● Zitierter Textauszug:
• • •

25.05.2022

AfD Kreisverband Oberallgäu Kempten

Inflation und Krieg – Haben wir das Ausmaß des Krieges verstanden ?

Nur langsam begreifen wir Deutschen, dass wir aus dem ökonomischen Schlaraffenland vertrieben werden. Schuld daran ist auch unsere Debatten-Demenz – das zeigen Talkshows wie „Hart aber fair“. Überdeutlich wird, wer die Last der Krise schultern wird.

In Deutschland gehörte es in den vergangenen Jahrzehnten zur moralischen Lebensführung gehobener Schichten, sich über die Lebensmittelpreise zu beklagen. Allerdings nicht über die steigenden Preise, sondern über den ruinösen Dumping Wettbewerb der den Markt beherrschenden Lebensmittel-Einzelhändler. Ob bei der Milch oder dem Fleisch, den als zu niedrig betrachteten Preisen sollte es nach den Wünschen der Besserverdienenden endlich an den Kragen gehen.

• • •

● Vorliegende Einträge:
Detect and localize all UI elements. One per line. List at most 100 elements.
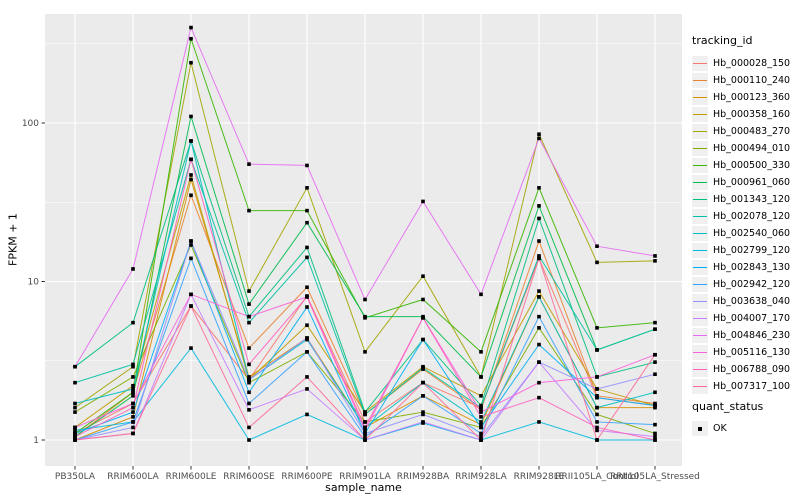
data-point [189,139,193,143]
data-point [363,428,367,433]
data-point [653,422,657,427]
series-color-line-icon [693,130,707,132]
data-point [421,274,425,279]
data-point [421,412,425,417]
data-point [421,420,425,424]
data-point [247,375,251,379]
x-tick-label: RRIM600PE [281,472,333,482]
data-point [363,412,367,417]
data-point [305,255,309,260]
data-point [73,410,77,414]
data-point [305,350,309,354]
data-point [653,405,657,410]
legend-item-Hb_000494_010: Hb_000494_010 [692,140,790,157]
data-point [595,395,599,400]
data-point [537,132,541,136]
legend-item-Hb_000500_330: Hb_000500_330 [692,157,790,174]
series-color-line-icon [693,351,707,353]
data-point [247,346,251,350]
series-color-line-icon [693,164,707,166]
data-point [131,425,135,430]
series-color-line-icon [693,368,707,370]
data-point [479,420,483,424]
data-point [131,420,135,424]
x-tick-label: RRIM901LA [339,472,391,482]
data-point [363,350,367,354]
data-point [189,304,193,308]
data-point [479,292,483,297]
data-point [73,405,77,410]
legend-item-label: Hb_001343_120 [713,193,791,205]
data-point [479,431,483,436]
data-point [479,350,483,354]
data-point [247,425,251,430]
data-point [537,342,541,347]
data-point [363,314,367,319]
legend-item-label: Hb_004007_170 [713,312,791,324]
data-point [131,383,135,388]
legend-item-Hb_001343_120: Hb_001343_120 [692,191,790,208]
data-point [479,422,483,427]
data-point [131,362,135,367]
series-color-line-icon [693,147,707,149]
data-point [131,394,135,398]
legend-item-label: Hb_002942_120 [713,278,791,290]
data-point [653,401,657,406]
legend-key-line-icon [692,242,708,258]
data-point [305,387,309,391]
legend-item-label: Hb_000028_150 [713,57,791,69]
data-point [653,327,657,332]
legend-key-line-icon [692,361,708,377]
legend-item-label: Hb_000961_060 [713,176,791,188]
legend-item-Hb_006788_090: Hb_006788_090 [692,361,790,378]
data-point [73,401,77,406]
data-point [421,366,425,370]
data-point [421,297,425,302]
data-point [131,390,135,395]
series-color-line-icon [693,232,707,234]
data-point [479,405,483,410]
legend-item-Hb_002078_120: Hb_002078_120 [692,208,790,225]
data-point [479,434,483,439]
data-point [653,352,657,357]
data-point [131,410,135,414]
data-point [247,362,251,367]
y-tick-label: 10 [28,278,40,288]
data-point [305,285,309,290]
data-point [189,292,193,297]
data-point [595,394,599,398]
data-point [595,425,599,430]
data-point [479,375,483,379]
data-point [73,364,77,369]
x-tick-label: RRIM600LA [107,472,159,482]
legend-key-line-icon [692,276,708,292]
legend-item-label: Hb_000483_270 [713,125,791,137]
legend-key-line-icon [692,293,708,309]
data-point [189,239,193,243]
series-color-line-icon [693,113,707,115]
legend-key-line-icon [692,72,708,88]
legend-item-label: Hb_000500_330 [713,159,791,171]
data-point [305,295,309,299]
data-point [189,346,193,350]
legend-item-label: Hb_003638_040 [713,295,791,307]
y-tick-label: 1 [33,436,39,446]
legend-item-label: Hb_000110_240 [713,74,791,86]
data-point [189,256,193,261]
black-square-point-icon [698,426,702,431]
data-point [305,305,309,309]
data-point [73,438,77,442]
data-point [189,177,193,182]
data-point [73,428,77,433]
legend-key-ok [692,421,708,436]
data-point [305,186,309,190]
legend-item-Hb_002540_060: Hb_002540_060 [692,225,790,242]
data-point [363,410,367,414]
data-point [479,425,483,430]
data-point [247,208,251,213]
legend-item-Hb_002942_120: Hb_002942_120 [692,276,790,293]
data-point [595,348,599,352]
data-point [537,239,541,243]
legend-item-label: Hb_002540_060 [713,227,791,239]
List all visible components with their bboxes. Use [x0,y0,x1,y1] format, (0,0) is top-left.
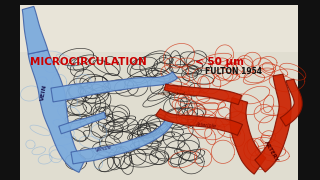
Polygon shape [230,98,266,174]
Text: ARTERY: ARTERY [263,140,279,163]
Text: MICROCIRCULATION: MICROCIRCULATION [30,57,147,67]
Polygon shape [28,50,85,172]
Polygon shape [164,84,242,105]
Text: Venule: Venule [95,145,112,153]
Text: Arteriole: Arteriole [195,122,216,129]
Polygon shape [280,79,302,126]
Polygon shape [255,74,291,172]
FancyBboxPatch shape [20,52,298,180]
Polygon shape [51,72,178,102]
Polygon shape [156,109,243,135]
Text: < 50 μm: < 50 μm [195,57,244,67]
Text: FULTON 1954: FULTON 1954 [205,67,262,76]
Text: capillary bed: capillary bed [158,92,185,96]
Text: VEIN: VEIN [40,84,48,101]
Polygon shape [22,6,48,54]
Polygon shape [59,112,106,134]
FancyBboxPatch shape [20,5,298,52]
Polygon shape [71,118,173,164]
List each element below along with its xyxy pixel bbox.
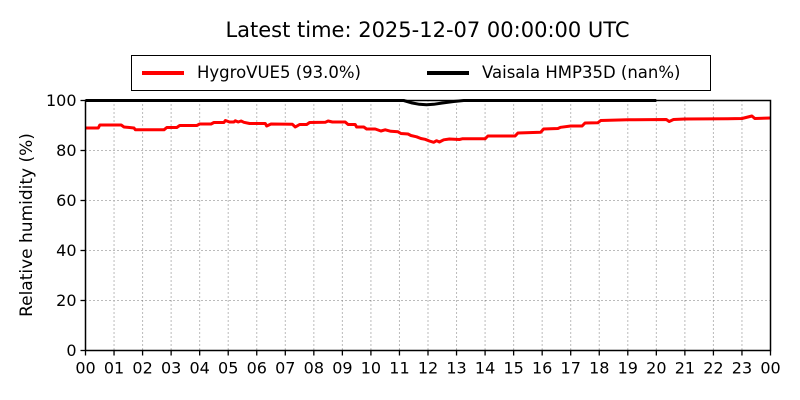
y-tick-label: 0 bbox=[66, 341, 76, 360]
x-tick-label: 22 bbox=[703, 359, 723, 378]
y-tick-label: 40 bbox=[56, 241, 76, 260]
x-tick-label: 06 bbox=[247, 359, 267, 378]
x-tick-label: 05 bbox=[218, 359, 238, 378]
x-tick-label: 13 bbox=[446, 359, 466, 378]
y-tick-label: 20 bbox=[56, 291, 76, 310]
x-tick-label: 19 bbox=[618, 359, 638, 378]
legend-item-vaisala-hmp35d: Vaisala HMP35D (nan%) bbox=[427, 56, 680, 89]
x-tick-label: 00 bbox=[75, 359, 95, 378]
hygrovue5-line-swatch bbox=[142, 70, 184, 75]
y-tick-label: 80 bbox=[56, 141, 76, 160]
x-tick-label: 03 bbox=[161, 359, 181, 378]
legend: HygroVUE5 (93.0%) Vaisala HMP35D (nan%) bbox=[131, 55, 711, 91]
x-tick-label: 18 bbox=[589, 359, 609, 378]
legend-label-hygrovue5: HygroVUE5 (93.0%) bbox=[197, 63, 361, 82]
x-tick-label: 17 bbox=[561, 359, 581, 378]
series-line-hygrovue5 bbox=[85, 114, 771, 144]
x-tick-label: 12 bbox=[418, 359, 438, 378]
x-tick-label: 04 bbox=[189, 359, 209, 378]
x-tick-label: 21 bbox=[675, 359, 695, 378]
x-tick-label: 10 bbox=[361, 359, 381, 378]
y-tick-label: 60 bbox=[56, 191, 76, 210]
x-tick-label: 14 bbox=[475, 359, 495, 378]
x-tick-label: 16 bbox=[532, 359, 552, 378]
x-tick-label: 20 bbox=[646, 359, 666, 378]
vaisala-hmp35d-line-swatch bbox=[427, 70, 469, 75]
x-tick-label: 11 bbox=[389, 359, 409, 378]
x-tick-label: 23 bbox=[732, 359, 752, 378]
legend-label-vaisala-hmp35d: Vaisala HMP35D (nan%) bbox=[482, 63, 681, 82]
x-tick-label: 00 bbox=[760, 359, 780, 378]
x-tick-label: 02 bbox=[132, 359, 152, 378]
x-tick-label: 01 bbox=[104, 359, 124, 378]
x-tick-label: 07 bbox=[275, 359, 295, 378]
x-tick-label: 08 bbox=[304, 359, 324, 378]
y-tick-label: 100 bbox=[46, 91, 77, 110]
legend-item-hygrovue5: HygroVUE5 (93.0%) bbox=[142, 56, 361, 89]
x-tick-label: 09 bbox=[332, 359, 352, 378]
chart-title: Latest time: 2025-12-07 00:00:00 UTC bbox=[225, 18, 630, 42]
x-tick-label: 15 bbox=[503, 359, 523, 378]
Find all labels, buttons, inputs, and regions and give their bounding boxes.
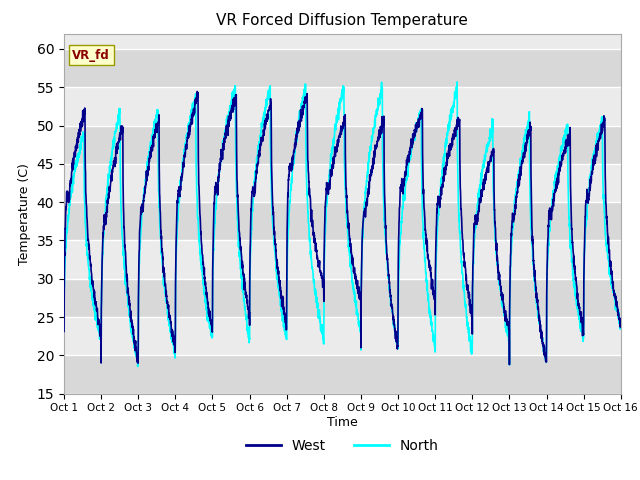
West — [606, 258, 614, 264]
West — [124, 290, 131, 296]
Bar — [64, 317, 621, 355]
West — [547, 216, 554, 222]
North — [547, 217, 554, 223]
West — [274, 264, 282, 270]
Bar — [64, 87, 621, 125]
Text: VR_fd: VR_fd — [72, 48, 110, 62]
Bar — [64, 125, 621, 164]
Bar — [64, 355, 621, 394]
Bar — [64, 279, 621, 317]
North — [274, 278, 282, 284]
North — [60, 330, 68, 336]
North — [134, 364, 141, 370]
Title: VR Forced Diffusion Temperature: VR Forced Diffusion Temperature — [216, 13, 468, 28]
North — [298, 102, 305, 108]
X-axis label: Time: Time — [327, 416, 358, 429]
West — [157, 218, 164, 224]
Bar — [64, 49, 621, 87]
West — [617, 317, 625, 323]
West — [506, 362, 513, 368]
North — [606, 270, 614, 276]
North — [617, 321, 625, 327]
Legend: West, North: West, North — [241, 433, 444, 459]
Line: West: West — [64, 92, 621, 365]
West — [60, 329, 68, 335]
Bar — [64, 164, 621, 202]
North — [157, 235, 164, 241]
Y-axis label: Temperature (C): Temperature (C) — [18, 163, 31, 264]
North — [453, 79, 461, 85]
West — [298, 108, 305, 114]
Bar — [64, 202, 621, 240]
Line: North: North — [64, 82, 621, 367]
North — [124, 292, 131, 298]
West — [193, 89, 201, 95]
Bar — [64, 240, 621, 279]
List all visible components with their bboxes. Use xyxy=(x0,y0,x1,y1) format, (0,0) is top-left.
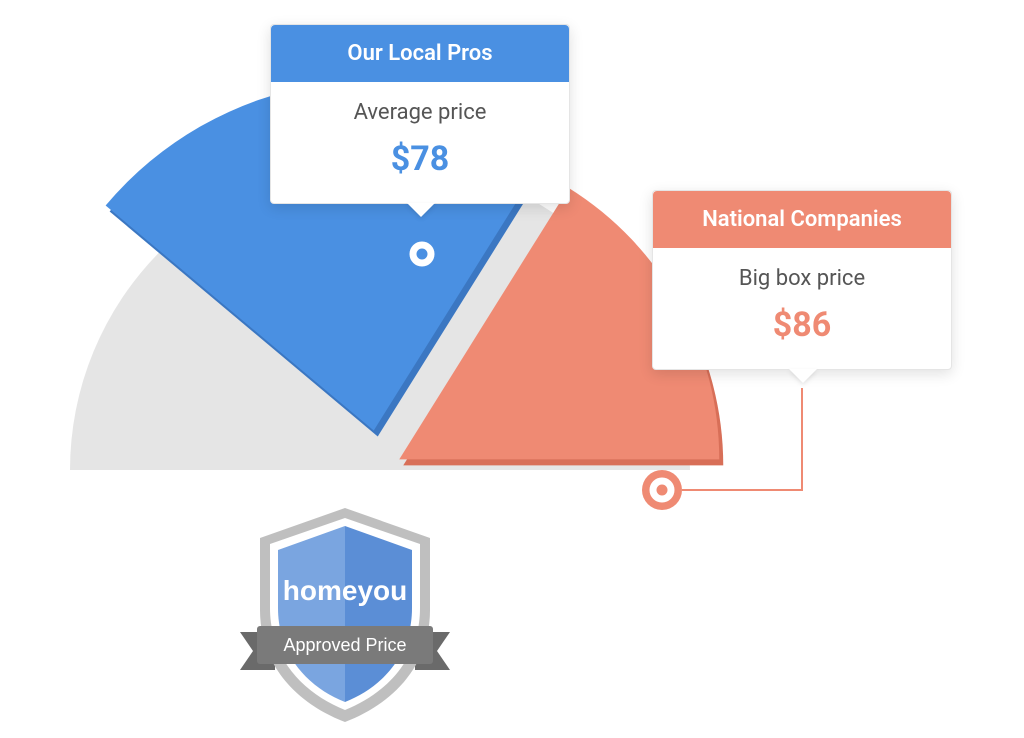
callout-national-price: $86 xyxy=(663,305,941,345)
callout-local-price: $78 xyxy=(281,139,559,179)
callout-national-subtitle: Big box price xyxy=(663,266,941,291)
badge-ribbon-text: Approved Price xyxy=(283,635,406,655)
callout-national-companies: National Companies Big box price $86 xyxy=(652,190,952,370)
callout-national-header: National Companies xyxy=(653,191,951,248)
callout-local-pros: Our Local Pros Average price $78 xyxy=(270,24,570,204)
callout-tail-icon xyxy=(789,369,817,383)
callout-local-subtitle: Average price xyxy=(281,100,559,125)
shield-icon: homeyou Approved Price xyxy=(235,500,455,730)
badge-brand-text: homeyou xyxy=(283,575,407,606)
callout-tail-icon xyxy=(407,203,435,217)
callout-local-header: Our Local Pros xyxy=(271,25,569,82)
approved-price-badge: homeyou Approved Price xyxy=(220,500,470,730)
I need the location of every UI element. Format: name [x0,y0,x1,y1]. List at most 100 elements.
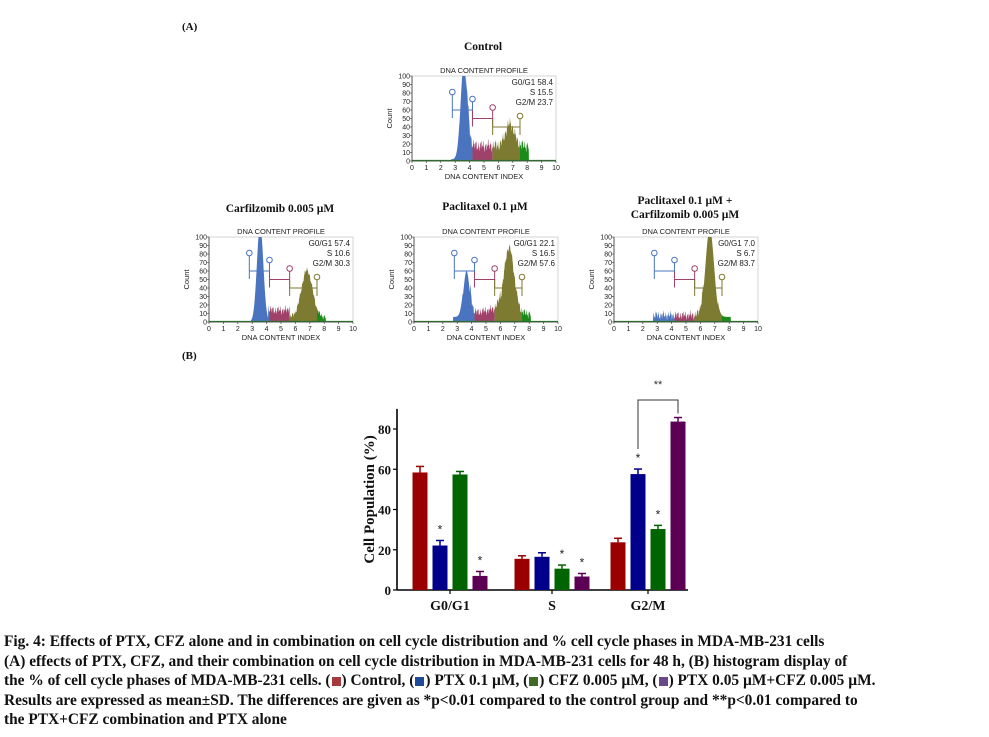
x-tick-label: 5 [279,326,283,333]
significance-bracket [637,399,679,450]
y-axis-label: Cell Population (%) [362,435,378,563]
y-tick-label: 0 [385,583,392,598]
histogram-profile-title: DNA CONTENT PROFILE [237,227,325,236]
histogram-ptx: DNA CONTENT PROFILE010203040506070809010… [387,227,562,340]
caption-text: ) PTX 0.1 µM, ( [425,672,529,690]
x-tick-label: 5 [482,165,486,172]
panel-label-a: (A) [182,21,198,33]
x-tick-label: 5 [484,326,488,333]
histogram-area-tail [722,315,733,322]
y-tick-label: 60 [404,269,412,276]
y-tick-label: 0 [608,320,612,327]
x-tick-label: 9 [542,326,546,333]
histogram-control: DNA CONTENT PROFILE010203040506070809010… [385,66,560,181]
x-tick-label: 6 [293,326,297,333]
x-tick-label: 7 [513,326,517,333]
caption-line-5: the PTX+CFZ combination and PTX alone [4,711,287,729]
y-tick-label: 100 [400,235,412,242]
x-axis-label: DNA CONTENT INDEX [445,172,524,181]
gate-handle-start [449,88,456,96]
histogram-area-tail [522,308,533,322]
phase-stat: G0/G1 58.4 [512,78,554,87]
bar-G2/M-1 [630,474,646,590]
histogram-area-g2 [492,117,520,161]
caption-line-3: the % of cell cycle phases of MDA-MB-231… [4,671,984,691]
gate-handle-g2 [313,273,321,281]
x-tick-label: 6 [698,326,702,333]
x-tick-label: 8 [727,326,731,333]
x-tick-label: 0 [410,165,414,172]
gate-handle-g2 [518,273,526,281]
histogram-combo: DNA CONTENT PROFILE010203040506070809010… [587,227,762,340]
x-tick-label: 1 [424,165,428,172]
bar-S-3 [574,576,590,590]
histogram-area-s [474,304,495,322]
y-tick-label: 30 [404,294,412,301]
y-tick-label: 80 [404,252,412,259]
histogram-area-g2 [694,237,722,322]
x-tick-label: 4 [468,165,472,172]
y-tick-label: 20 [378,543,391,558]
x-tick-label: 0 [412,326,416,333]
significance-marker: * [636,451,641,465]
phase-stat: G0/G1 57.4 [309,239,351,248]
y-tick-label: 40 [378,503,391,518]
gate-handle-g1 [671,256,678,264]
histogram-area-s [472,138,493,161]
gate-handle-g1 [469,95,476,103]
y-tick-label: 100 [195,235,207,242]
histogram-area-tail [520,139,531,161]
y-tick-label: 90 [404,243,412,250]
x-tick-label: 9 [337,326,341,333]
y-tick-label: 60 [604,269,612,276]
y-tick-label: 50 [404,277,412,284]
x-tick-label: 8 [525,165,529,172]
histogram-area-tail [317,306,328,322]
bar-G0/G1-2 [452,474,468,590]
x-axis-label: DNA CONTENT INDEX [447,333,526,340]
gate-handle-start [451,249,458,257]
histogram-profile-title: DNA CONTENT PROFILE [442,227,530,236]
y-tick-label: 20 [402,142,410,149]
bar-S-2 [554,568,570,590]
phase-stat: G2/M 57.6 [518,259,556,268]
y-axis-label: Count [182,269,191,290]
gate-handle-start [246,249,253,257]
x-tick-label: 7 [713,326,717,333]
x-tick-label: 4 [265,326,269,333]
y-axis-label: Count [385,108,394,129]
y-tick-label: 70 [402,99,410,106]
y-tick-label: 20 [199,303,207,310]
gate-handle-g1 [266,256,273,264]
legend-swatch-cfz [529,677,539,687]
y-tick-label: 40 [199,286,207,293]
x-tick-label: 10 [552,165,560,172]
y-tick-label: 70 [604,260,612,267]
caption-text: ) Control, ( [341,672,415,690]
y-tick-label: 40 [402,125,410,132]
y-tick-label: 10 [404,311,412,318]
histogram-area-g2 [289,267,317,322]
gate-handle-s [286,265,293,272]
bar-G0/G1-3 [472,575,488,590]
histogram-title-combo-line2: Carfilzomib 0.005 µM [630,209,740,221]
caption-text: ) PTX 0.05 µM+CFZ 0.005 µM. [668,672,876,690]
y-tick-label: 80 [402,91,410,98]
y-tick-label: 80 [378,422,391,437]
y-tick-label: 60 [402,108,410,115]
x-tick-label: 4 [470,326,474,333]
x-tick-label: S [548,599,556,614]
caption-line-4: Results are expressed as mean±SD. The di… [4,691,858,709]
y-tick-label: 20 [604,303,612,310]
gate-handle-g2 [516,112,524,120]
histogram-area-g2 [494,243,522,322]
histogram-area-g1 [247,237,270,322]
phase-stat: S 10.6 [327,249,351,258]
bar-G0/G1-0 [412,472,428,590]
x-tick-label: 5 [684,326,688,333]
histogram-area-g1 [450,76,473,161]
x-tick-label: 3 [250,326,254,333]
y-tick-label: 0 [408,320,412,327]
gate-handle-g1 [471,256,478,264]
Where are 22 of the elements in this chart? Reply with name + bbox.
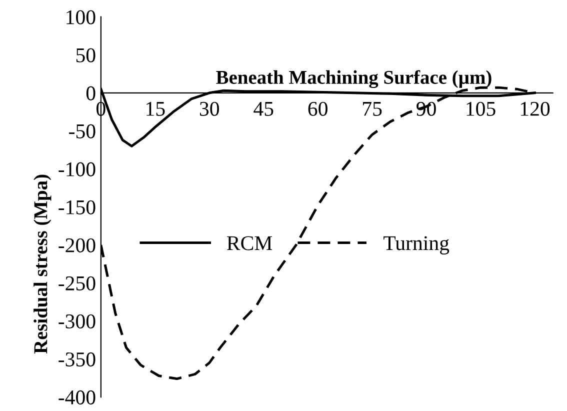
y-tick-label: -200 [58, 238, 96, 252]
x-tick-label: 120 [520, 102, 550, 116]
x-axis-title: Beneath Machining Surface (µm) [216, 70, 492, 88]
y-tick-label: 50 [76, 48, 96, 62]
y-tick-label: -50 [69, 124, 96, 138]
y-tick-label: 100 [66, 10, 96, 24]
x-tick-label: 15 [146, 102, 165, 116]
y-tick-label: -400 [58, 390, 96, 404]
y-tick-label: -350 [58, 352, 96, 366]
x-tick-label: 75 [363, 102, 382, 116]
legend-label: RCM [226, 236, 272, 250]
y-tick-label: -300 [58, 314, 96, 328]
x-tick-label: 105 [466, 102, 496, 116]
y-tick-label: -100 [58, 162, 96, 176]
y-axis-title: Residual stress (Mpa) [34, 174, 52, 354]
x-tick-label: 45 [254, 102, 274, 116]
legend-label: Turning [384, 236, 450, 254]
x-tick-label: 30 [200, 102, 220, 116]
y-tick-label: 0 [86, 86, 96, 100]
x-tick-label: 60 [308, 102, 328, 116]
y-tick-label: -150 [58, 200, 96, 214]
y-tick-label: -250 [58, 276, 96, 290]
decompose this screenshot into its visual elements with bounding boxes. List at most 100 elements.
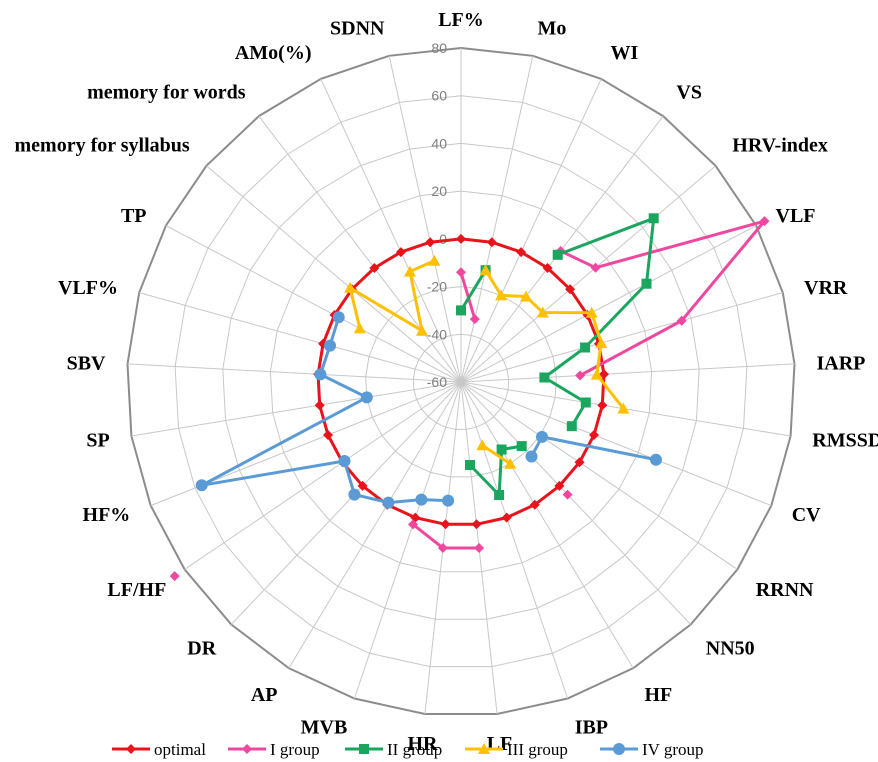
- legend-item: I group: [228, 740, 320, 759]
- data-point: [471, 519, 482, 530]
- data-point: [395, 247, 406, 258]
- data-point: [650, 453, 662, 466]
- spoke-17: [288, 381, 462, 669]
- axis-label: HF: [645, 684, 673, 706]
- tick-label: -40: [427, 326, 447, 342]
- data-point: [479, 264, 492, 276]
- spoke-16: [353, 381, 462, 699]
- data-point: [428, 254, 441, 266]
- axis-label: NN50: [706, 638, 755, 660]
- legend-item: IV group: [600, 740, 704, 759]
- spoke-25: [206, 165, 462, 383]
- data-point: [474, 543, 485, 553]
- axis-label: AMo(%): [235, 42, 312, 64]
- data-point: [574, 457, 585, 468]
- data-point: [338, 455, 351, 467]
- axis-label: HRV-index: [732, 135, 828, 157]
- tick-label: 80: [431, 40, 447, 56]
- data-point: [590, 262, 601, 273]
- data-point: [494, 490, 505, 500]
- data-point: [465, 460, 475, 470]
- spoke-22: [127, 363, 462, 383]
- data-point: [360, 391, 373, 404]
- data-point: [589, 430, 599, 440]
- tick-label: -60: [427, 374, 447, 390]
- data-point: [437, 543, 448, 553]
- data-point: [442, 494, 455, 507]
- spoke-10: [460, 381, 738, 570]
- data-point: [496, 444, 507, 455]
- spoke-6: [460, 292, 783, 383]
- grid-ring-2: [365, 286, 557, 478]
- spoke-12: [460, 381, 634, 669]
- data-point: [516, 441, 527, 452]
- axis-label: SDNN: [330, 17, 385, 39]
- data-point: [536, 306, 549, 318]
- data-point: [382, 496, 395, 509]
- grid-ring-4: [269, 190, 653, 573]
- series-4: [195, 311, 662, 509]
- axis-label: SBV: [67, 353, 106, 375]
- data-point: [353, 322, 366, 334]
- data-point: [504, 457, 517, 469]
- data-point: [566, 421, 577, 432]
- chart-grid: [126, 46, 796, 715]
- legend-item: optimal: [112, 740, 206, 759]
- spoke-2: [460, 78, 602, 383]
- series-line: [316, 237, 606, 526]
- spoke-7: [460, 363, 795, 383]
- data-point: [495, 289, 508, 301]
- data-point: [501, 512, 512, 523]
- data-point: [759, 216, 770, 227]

• • •

● Anweisungen:
1. Welche Talkshow nennt der Textauszug als Beispiel für die Debatten-Demenz?
2. Schreiben Sie aus den Einträgen die Zeilen von der Zeile mit „Polygon shape [230,98,266,174]“ bis zur Zeile mit „List each element“ genau ab, beide Zeilen eingeschlossen.
Textauszug und Einträge haben nichts miteinander zu tun.

● Antworten:
1. „Hart aber fair“

2.
Polygon shape [230,98,266,174]
Text: ARTERY: ARTERY [263,140,279,163]
Text: MICROCIRCULATION: MICROCIRCULATION [30,57,147,67]
Polygon shape [28,50,85,172]
Polygon shape [164,84,242,105]
Text: Venule: Venule [95,145,112,153]
Text: Arteriole: Arteriole [195,122,216,129]
Polygon shape [280,79,302,126]
Polygon shape [255,74,291,172]
FancyBboxPatch shape [20,52,298,180]
Polygon shape [51,72,178,102]
Polygon shape [156,109,243,135]
Text: < 50 μm: < 50 μm [195,57,244,67]
Text: FULTON 1954: FULTON 1954 [205,67,262,76]
Text: capillary bed: capillary bed [158,92,185,96]
Text: VEIN: VEIN [40,84,48,101]
Polygon shape [22,6,48,54]
Polygon shape [59,112,106,134]
FancyBboxPatch shape [20,5,298,52]
Polygon shape [71,118,173,164]
List each element below along with its xyxy pixel bbox.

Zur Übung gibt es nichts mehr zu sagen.